** BEGIN LISTED ENTRIES **
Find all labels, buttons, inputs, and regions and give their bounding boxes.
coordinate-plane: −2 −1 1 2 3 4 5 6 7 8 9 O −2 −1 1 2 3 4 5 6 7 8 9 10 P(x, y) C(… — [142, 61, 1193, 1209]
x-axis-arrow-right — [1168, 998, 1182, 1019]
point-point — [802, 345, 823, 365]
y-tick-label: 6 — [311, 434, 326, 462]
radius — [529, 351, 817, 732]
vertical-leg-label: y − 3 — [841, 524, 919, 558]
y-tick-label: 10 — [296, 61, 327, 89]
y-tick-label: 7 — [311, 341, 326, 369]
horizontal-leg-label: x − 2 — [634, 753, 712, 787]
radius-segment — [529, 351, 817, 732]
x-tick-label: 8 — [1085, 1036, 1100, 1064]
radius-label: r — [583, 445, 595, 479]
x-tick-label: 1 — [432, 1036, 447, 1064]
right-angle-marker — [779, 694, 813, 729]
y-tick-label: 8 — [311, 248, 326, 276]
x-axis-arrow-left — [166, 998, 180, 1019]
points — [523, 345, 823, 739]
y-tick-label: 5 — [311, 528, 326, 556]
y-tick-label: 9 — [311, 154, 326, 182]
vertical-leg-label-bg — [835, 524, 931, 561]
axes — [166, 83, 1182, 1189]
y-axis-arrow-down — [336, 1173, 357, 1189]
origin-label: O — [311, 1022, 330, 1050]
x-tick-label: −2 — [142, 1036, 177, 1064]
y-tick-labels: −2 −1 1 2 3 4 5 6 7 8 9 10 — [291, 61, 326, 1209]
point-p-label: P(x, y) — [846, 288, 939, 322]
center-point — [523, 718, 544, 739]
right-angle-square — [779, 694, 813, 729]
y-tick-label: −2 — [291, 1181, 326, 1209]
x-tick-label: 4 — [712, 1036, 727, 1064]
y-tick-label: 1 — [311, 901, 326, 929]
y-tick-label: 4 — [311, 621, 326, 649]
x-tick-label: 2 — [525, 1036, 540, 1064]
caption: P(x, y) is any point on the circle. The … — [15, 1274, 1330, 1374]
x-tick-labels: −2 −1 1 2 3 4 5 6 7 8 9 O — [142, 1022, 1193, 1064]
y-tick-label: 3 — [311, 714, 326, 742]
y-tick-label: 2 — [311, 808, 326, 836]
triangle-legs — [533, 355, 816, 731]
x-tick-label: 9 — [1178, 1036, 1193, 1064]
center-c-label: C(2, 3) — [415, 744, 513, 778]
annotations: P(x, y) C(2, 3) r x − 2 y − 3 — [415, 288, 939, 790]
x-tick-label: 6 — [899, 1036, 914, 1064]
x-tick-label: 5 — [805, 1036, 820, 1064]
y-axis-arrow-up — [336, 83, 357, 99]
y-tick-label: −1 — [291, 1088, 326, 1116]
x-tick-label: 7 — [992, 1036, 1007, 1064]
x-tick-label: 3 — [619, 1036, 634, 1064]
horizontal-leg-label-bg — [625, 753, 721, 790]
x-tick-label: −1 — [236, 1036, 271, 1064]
** END LISTED ENTRIES **
(GIVEN TASK) Repeat the listing word for word, starting with its first line and going on through the line that contains "x-tick-label: 4 — [712, 1036, 727, 1064]".

(FINISHED TASK)
Find all labels, buttons, inputs, and regions and give their bounding boxes.
coordinate-plane: −2 −1 1 2 3 4 5 6 7 8 9 O −2 −1 1 2 3 4 5 6 7 8 9 10 P(x, y) C(… — [142, 61, 1193, 1209]
x-axis-arrow-right — [1168, 998, 1182, 1019]
point-point — [802, 345, 823, 365]
y-tick-label: 6 — [311, 434, 326, 462]
radius — [529, 351, 817, 732]
vertical-leg-label: y − 3 — [841, 524, 919, 558]
y-tick-label: 10 — [296, 61, 327, 89]
y-tick-label: 7 — [311, 341, 326, 369]
horizontal-leg-label: x − 2 — [634, 753, 712, 787]
radius-segment — [529, 351, 817, 732]
x-tick-label: 8 — [1085, 1036, 1100, 1064]
radius-label: r — [583, 445, 595, 479]
x-tick-label: 1 — [432, 1036, 447, 1064]
right-angle-marker — [779, 694, 813, 729]
y-tick-label: 8 — [311, 248, 326, 276]
x-axis-arrow-left — [166, 998, 180, 1019]
points — [523, 345, 823, 739]
y-tick-label: 5 — [311, 528, 326, 556]
y-tick-label: 9 — [311, 154, 326, 182]
vertical-leg-label-bg — [835, 524, 931, 561]
axes — [166, 83, 1182, 1189]
y-axis-arrow-down — [336, 1173, 357, 1189]
origin-label: O — [311, 1022, 330, 1050]
x-tick-label: −2 — [142, 1036, 177, 1064]
y-tick-labels: −2 −1 1 2 3 4 5 6 7 8 9 10 — [291, 61, 326, 1209]
point-p-label: P(x, y) — [846, 288, 939, 322]
center-point — [523, 718, 544, 739]
right-angle-square — [779, 694, 813, 729]
y-tick-label: −2 — [291, 1181, 326, 1209]
x-tick-label: 4 — [712, 1036, 727, 1064]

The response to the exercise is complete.